> Your task:
Write the data out again exactly, with no pictures.

** START **

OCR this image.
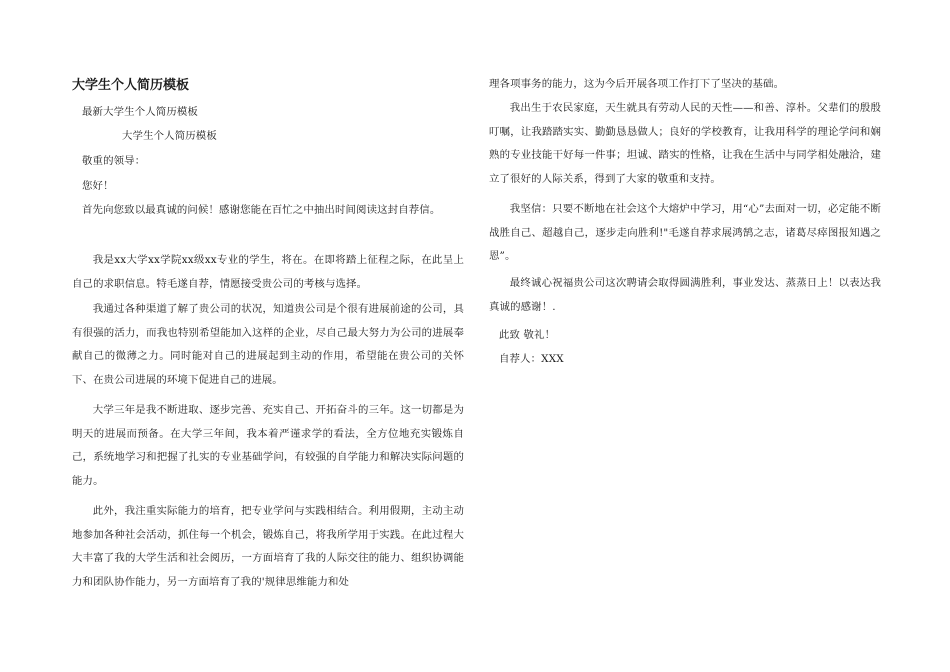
大学生个人简历模板
最新大学生个人简历模板
大学生个人简历模板
敬重的领导：
您好！
首先向您致以最真诚的问候！感谢您能在百忙之中抽出时间阅读这封自荐信。
我是xx大学xx学院xx级xx专业的学生，将在。在即将踏上征程之际，在此呈上自己的求职信息。特毛遂自荐，情愿接受贵公司的考核与选择。
我通过各种渠道了解了贵公司的状况，知道贵公司是个很有进展前途的公司，具有很强的活力，而我也特别希望能加入这样的企业，尽自己最大努力为公司的进展奉献自己的微薄之力。同时能对自己的进展起到主动的作用，希望能在贵公司的关怀下、在贵公司进展的环境下促进自己的进展。
大学三年是我不断进取、逐步完善、充实自己、开拓奋斗的三年。这一切都是为明天的进展而预备。在大学三年间，我本着严谨求学的看法，全方位地充实锻炼自己，系统地学习和把握了扎实的专业基础学问，有较强的自学能力和解决实际问题的能力。
此外，我注重实际能力的培育，把专业学问与实践相结合。利用假期，主动主动地参加各种社会活动，抓住每一个机会，锻炼自己，将我所学用于实践。在此过程大大丰富了我的大学生活和社会阅历，一方面培育了我的人际交往的能力、组织协调能力和团队协作能力，另一方面培育了我的'规律思维能力和处
理各项事务的能力，这为今后开展各项工作打下了坚决的基础。
我出生于农民家庭，天生就具有劳动人民的天性——和善、淳朴。父辈们的殷殷叮嘱，让我踏踏实实、勤勤恳恳做人；良好的学校教育，让我用科学的理论学问和娴熟的专业技能干好每一件事；坦诚、踏实的性格，让我在生活中与同学相处融洽，建立了很好的人际关系，得到了大家的敬重和支持。
我坚信：只要不断地在社会这个大熔炉中学习，用“心”去面对一切，必定能不断战胜自己、超越自己，逐步走向胜利!"毛遂自荐求展鸿鹄之志，诸葛尽瘁图报知遇之恩”。
最终诚心祝福贵公司这次聘请会取得圆满胜利，事业发达、蒸蒸日上！以表达我真诚的感谢！.
此致 敬礼！
自荐人：XXX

** END **

> Completed task:
OCR this image.
大学生个人简历模板
最新大学生个人简历模板
大学生个人简历模板
敬重的领导：
您好！
首先向您致以最真诚的问候！感谢您能在百忙之中抽出时间阅读这封自荐信。
我是xx大学xx学院xx级xx专业的学生，将在。在即将踏上征程之际，在此呈上自己的求职信息。特毛遂自荐，情愿接受贵公司的考核与选择。
我通过各种渠道了解了贵公司的状况，知道贵公司是个很有进展前途的公司，具有很强的活力，而我也特别希望能加入这样的企业，尽自己最大努力为公司的进展奉献自己的微薄之力。同时能对自己的进展起到主动的作用，希望能在贵公司的关怀下、在贵公司进展的环境下促进自己的进展。
大学三年是我不断进取、逐步完善、充实自己、开拓奋斗的三年。这一切都是为明天的进展而预备。在大学三年间，我本着严谨求学的看法，全方位地充实锻炼自己，系统地学习和把握了扎实的专业基础学问，有较强的自学能力和解决实际问题的能力。
此外，我注重实际能力的培育，把专业学问与实践相结合。利用假期，主动主动地参加各种社会活动，抓住每一个机会，锻炼自己，将我所学用于实践。在此过程大大丰富了我的大学生活和社会阅历，一方面培育了我的人际交往的能力、组织协调能力和团队协作能力，另一方面培育了我的'规律思维能力和处
理各项事务的能力，这为今后开展各项工作打下了坚决的基础。
我出生于农民家庭，天生就具有劳动人民的天性——和善、淳朴。父辈们的殷殷叮嘱，让我踏踏实实、勤勤恳恳做人；良好的学校教育，让我用科学的理论学问和娴熟的专业技能干好每一件事；坦诚、踏实的性格，让我在生活中与同学相处融洽，建立了很好的人际关系，得到了大家的敬重和支持。
我坚信：只要不断地在社会这个大熔炉中学习，用“心”去面对一切，必定能不断战胜自己、超越自己，逐步走向胜利!"毛遂自荐求展鸿鹄之志，诸葛尽瘁图报知遇之恩”。
最终诚心祝福贵公司这次聘请会取得圆满胜利，事业发达、蒸蒸日上！以表达我真诚的感谢！.
此致 敬礼！
自荐人：XXX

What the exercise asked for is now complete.